[Extracted data entries]
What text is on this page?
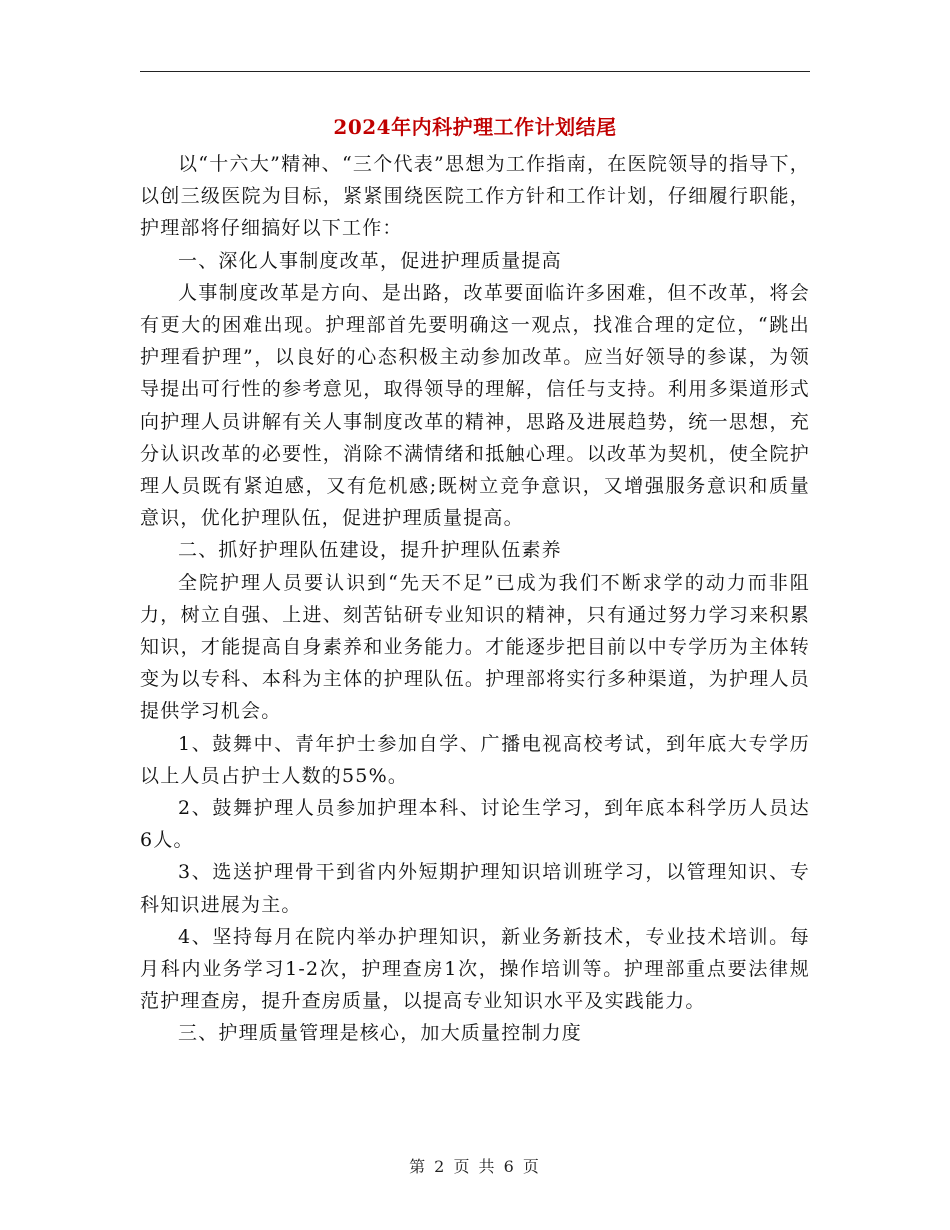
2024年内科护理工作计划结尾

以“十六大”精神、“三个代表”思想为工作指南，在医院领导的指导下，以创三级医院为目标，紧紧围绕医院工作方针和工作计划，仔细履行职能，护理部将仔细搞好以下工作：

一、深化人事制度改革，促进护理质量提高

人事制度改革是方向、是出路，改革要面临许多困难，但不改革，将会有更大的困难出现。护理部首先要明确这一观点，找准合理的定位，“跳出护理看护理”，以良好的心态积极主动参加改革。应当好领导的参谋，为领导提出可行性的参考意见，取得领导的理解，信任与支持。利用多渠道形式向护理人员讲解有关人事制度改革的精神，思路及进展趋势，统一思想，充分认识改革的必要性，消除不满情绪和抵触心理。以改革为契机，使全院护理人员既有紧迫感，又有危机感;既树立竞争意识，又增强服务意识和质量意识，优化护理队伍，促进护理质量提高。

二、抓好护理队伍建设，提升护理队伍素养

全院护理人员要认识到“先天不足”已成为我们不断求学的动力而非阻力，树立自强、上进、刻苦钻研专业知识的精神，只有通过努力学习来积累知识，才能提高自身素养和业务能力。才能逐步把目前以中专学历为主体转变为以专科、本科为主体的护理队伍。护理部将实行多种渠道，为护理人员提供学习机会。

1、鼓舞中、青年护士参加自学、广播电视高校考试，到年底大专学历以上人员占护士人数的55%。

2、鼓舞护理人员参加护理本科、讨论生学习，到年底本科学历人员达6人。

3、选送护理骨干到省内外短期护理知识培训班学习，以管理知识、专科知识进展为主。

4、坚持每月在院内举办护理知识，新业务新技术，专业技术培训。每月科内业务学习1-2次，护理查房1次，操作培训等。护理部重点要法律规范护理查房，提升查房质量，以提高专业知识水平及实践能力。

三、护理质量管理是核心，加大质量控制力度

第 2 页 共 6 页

==

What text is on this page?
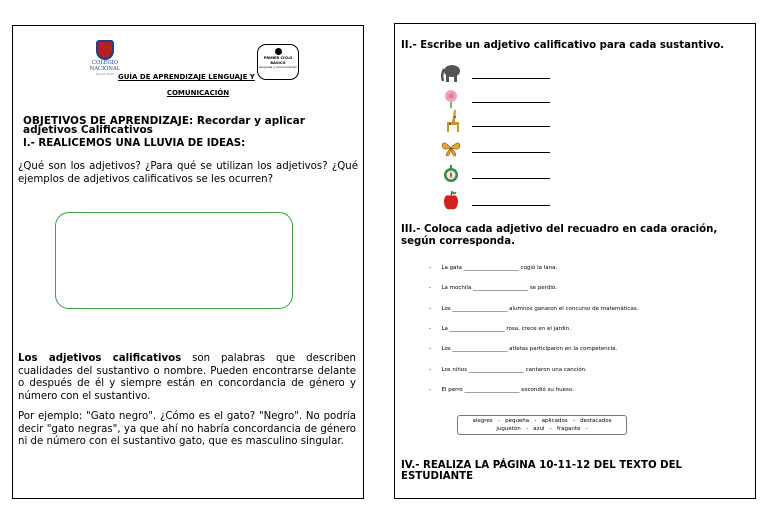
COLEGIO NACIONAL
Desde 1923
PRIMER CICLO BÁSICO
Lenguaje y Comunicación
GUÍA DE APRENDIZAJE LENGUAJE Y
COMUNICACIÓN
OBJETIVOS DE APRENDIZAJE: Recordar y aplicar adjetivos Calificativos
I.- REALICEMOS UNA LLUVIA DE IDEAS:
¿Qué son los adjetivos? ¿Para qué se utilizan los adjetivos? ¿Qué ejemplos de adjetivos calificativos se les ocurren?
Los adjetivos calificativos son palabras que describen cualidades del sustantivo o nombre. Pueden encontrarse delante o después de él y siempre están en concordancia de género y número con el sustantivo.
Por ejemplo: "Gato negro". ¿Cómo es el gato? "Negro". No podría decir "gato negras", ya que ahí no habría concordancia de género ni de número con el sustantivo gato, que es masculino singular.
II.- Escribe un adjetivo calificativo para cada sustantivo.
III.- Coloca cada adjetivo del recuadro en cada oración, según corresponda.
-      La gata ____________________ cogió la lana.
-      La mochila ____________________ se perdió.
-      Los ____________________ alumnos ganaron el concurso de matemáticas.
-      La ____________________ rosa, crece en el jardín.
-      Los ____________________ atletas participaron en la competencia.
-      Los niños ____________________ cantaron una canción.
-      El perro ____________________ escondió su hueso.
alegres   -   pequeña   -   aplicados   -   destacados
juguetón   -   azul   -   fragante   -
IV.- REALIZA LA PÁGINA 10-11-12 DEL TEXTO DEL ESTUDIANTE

- _DESCRIPTION OF THE TASK_:
Find how many lines hold the string "促进护理质量提高", and state that number alone.

- _COMPLETE RESPONSE_:
2